> Task requirements:
Determine how many lines hold "partem" and give only that number.

> Data to process:

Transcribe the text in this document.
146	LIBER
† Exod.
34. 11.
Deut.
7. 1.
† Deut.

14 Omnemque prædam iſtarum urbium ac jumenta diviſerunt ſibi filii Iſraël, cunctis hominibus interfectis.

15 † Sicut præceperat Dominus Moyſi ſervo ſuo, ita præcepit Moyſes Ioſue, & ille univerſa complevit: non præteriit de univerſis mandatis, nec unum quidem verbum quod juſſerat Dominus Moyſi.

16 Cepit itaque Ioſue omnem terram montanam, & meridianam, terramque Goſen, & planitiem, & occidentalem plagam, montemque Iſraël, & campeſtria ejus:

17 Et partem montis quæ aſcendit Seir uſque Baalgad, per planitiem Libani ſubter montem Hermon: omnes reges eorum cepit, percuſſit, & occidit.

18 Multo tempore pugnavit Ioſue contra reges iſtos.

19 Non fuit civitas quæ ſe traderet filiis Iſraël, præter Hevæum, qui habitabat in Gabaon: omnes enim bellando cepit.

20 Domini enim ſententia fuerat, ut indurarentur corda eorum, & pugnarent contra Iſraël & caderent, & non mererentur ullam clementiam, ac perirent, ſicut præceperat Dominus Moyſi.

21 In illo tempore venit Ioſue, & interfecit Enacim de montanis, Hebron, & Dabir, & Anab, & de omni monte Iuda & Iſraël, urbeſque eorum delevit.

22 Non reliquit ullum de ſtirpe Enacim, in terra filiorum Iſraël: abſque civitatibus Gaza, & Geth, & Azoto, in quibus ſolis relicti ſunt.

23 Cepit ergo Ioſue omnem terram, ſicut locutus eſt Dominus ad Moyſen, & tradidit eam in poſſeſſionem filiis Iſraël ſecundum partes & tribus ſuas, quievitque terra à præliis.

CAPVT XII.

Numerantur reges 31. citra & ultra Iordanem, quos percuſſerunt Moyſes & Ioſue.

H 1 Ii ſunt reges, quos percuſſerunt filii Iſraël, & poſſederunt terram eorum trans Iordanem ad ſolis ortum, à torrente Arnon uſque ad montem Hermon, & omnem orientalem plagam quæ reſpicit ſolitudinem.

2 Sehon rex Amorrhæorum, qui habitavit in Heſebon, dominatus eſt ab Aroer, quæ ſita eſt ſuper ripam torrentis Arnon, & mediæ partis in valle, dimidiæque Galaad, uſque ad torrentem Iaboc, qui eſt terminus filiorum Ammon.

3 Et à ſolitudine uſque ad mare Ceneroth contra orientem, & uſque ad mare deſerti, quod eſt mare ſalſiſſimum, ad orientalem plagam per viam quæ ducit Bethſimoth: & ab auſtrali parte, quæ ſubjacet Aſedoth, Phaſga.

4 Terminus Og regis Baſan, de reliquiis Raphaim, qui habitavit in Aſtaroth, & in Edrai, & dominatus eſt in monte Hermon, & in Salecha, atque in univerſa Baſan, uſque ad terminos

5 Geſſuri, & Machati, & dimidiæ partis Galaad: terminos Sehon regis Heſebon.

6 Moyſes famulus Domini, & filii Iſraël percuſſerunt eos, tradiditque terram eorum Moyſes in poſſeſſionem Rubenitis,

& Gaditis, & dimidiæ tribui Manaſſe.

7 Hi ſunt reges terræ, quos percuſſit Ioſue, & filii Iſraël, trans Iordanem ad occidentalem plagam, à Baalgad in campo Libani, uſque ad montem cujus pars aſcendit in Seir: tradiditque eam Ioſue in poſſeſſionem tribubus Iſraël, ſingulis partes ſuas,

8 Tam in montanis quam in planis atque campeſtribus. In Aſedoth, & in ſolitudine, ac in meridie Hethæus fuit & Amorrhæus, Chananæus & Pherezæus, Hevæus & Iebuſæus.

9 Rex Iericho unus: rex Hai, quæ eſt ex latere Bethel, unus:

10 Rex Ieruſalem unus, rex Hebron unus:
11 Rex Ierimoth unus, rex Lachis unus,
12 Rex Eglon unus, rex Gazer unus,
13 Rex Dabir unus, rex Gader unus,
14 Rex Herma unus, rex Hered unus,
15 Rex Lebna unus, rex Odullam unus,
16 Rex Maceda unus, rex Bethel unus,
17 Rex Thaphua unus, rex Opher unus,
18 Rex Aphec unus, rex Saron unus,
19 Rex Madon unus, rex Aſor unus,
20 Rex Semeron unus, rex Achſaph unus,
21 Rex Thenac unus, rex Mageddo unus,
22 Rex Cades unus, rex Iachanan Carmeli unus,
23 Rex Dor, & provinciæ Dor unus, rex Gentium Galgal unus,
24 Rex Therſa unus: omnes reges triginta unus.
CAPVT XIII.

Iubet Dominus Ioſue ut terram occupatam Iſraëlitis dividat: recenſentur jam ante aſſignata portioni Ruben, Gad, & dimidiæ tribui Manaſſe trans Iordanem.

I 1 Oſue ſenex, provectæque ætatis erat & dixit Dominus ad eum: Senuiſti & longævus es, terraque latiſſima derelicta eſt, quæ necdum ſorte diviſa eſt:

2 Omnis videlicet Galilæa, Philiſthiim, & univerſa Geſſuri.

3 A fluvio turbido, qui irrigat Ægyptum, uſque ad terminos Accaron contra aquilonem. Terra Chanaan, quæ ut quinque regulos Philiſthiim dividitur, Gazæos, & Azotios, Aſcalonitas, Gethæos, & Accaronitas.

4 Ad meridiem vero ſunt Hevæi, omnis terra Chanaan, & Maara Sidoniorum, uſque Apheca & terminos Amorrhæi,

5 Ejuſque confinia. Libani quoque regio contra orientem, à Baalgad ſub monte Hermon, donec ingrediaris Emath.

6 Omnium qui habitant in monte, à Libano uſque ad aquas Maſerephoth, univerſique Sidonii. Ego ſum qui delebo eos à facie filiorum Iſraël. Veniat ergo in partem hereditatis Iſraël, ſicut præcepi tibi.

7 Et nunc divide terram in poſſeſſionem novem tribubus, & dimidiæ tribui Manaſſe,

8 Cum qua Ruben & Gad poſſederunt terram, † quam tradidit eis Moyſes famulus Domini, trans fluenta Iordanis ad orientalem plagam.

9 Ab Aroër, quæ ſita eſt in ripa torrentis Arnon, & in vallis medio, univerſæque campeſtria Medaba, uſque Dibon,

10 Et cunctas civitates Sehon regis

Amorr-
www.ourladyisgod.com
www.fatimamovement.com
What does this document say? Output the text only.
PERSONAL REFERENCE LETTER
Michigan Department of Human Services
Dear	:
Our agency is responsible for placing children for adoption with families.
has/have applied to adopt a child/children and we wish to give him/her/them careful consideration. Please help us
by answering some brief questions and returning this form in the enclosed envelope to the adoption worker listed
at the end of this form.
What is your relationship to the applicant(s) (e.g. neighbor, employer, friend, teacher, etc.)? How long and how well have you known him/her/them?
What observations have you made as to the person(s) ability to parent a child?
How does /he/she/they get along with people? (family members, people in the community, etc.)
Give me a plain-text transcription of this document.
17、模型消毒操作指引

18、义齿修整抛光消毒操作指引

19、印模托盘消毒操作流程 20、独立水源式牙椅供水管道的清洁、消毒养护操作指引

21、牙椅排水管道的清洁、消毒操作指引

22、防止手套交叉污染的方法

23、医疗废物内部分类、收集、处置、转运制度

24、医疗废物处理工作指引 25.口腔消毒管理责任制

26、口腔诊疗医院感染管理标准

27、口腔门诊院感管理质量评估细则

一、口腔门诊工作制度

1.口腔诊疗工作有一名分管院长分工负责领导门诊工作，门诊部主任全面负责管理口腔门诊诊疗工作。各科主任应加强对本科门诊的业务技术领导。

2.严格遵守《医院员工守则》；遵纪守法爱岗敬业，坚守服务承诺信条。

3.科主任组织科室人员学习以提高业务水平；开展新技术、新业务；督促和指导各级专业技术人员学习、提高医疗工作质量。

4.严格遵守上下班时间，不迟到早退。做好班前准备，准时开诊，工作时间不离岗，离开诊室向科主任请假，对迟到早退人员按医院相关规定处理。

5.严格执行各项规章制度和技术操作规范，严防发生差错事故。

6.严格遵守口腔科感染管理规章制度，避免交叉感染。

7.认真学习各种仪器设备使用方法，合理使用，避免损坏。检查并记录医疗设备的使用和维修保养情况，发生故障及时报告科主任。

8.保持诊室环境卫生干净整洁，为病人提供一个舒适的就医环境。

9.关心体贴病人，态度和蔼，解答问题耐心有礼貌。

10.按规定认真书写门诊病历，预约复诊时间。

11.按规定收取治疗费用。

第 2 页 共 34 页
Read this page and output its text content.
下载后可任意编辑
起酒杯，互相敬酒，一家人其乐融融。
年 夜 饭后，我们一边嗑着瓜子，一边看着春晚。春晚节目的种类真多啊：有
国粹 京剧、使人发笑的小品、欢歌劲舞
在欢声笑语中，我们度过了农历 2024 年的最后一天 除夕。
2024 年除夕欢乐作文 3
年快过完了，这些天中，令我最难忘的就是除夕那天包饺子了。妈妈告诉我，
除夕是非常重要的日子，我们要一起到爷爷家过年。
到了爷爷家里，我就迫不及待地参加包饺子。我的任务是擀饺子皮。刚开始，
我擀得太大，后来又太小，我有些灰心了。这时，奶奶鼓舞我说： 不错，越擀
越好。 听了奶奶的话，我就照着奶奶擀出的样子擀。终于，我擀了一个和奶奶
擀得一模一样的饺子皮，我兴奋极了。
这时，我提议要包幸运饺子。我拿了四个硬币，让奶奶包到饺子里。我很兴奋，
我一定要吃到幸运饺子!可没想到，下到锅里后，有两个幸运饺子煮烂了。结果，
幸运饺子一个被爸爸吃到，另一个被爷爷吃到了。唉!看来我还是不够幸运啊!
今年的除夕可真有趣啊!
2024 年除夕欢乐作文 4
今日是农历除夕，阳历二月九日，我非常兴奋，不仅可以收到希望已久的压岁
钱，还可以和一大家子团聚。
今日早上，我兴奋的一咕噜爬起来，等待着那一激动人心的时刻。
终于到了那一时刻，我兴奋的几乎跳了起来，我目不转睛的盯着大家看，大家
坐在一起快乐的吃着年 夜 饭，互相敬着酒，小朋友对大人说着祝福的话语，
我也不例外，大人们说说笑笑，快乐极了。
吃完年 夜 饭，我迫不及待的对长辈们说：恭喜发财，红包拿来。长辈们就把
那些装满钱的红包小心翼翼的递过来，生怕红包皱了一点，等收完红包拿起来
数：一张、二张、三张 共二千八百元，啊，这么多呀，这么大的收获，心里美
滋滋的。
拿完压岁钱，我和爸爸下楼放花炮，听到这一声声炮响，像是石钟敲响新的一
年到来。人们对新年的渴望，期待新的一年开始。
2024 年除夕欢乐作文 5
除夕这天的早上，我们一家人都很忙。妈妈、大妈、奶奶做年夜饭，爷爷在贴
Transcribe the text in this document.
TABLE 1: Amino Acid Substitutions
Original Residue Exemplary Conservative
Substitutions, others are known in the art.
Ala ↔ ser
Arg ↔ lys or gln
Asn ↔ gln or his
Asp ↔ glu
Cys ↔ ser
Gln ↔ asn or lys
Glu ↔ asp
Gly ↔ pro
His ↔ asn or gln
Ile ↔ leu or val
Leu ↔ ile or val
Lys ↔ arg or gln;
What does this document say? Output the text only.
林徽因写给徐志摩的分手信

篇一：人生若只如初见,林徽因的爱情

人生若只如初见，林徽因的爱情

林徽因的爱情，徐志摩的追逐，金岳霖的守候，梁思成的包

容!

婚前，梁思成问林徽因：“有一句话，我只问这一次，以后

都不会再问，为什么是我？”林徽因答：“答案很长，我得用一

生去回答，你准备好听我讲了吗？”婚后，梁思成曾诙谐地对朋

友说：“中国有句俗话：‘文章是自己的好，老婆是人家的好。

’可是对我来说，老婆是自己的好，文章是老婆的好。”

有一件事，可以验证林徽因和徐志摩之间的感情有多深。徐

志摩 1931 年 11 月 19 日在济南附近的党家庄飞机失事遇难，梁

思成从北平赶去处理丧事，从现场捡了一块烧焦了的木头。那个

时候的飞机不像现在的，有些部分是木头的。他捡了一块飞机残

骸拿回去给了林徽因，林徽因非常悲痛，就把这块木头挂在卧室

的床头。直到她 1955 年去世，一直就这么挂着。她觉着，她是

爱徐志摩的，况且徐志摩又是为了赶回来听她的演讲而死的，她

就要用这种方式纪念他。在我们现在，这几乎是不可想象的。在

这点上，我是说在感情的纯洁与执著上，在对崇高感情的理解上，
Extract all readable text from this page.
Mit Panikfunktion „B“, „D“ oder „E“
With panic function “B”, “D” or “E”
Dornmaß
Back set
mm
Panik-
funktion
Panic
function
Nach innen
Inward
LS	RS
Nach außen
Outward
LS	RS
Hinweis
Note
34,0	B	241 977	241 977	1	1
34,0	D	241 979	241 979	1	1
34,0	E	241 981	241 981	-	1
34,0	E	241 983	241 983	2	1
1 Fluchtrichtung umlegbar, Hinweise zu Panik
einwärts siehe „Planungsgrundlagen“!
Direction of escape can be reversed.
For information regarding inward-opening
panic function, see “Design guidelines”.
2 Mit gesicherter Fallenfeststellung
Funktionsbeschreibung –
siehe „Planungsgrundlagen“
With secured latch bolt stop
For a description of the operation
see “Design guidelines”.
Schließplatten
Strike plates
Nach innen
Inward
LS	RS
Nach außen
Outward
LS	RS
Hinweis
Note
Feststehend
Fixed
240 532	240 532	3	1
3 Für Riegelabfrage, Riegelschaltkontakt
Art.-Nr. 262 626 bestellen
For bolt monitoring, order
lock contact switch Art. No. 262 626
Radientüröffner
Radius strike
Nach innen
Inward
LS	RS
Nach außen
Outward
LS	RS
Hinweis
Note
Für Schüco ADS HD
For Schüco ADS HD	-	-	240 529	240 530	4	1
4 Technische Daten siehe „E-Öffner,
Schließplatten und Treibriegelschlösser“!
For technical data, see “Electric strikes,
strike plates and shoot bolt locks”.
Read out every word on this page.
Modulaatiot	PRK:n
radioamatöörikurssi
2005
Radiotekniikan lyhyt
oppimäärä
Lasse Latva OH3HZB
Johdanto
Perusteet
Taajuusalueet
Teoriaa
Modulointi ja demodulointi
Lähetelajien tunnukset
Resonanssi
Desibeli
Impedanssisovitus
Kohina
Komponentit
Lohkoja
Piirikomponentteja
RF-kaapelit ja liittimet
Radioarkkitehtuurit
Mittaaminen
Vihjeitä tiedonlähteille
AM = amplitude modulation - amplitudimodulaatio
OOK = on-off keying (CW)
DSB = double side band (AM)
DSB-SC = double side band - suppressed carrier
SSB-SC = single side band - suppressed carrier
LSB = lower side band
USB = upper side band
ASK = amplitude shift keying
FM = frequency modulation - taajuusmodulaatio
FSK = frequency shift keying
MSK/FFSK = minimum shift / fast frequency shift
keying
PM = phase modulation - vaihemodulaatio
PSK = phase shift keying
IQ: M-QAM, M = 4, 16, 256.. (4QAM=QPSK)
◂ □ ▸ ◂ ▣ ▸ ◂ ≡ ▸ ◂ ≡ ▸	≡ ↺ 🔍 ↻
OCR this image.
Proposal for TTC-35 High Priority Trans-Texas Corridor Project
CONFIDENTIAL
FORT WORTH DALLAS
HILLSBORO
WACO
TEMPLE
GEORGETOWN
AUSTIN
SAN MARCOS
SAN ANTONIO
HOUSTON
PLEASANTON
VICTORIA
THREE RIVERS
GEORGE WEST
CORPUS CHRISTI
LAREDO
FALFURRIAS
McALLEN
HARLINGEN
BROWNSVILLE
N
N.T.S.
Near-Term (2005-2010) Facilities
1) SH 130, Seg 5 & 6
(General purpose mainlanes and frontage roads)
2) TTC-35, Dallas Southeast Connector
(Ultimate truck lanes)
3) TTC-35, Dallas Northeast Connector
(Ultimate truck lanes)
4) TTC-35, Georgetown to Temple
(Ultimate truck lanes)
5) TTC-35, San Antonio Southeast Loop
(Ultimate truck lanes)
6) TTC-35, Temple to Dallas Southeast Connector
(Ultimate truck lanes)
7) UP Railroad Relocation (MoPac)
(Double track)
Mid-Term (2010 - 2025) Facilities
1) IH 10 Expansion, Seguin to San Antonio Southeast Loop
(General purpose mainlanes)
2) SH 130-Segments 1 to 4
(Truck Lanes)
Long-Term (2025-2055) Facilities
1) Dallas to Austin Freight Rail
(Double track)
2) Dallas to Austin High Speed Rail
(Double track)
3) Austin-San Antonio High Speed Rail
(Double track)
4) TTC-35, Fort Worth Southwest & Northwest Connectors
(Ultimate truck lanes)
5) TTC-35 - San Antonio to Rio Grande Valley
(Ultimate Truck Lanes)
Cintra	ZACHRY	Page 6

> Correct output:
2